- [What needs to be done]: Summarize the extract on agunot and the Rabbinate below in three sentences.

Not to worry, Rabbi Yaakobi is looking into it.

But the severity of the problem — outside estimates of the number of agunot within Israel reach 10,000 — calls for nothing short of a bold attempt to craft cutting-edge halakhic solutions. In contrast to Rabbi Yaakobi, who argued that no innovative halakhic solution can or will be agreed upon under the current Rabbinate, I would argue, as I have said many times before, that “Halakhah” comes from the word for “going.” Instead of taking us forward into the future, the Rabbinate’s halakhah is sending us back into antiquity.

In fact, we need not look any further than the original Esther to see a model for halakhah evolving in response to modernity and political reality.

It is a commonly overlooked fact that the Purim story happened not on Purim itself, but on Passover. Indeed, it is on the 13th day of the month of Nissan, a day before the first night of Passover that Haman seals his decree to exterminate the Jews of the Persian Empire. Rather than carry on with Passover ritual, Mordechai and Esther upend the Bible’s favorite holiday. Esther institutes a three-day fast and Mordechai takes to the streets dressed in ash and sackcloth, traditional Jewish mourning garb, in order to prevent the realization of Haman’s evil decree.

Passover, the holiday on which we celebrate divine providence and human freedom, becomes a day on which Mordechai and Esther decry their impending doom and the absence of divine justice. Here, the megillah stresses a critical point with regard to the evolution of Halakhah: When the life and liberty of Jews are threatened, the appropriate Jewish response is to stop it at all costs. That is not to say that the response cannot stem from a halakhic context or operate within a halakhic framework. Fasting, sackcloth and ash are distinctively Jewish practices that were appropriated by Mordechai and Esther in order to bring political justice into a chaotic world. That day, as we sat in the special session, observing the very fast instituted in order to liberate the Jewish people from helplessness, I could not help but hear the same heavenly call for change.

I would like to invite my allies in this struggle from across the religious spectrum to open their hearts and minds and band together. Prenuptial agreements, retroactive annulments, and excommunication are all halakhic methods with sufficient precedent in Jewish history to merit at least the slightest interest of the Rabbinate. According to Rabbi Jeremy Stern, director of the Organization for the Resolution of Agunot, the Agunah problem will likely disappear in the United States within the next 10 years due to widespread adoption of prenuptial agreements. When Israeli Judaism is hijacked by those who pass up what works for what has always been done, Halakhah becomes an idol that demands the sacrifice of thousands of families on the altar of obstinacy.

- [Raw data]:
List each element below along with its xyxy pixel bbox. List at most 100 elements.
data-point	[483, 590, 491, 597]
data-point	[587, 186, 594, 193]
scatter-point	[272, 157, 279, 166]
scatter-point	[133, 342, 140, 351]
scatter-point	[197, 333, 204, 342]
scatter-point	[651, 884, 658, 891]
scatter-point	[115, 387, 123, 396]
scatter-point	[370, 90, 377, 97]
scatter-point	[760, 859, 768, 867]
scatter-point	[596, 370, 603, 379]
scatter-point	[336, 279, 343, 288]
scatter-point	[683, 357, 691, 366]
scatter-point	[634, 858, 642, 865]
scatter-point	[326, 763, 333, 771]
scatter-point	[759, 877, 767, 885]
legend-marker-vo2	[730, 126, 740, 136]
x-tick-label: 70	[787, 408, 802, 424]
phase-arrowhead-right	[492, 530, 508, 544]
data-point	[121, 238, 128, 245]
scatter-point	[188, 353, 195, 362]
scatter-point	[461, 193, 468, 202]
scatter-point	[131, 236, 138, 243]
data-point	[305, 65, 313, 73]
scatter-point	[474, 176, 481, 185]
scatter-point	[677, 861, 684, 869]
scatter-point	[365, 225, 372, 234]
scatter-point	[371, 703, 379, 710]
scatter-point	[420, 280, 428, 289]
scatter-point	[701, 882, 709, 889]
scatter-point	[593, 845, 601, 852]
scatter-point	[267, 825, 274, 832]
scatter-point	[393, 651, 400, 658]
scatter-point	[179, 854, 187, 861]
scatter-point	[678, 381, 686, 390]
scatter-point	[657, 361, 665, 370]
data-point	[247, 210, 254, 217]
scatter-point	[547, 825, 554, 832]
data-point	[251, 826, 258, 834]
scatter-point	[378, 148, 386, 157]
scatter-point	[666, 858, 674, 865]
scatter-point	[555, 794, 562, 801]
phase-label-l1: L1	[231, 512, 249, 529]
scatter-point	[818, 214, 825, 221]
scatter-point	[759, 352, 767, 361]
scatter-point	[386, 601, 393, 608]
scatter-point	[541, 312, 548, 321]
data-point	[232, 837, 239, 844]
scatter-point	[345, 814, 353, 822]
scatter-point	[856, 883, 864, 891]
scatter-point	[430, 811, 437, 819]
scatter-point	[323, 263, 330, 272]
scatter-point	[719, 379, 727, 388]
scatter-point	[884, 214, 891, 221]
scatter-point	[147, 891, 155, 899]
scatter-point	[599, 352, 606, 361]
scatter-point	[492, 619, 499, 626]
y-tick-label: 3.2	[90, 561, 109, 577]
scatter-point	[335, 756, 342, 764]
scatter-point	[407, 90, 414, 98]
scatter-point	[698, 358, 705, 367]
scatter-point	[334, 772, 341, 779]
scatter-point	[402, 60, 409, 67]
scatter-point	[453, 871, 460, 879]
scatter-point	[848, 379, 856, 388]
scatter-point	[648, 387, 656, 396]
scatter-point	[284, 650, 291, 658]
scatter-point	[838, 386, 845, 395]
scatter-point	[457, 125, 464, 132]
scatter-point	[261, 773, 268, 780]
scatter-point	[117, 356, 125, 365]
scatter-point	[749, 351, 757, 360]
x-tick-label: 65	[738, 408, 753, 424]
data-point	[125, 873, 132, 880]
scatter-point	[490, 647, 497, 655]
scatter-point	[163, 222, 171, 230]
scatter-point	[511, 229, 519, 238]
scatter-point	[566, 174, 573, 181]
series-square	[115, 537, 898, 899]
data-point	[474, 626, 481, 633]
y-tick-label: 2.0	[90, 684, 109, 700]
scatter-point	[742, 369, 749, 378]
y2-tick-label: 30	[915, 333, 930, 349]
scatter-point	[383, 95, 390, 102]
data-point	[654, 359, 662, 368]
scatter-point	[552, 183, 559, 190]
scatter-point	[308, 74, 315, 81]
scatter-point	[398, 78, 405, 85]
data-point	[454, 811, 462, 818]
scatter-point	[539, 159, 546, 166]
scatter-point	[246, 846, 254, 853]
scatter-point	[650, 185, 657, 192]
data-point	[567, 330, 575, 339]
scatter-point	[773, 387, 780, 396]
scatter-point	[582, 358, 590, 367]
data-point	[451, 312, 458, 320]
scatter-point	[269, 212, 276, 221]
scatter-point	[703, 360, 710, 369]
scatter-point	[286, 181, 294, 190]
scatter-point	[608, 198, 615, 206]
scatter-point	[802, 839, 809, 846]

- [Reply to the task]: The extract argues that the severity of the agunah problem, with outside estimates reaching 10,000 agunot in Israel, calls for bold new halakhic solutions, and it faults the Rabbinate's halakhah for sending Jews back into antiquity. It presents Mordechai and Esther as a model of halakhah evolving in response to political reality: they upended Passover with a fast and with sackcloth and ash to stop Haman's decree, showing that threats to Jewish life and liberty must be stopped at all costs. It urges allies across the religious spectrum to unite behind methods with historical precedent, such as prenuptial agreements, retroactive annulments, and excommunication, and it notes a prediction that prenuptial agreements will likely make the agunah problem disappear in the United States within ten years.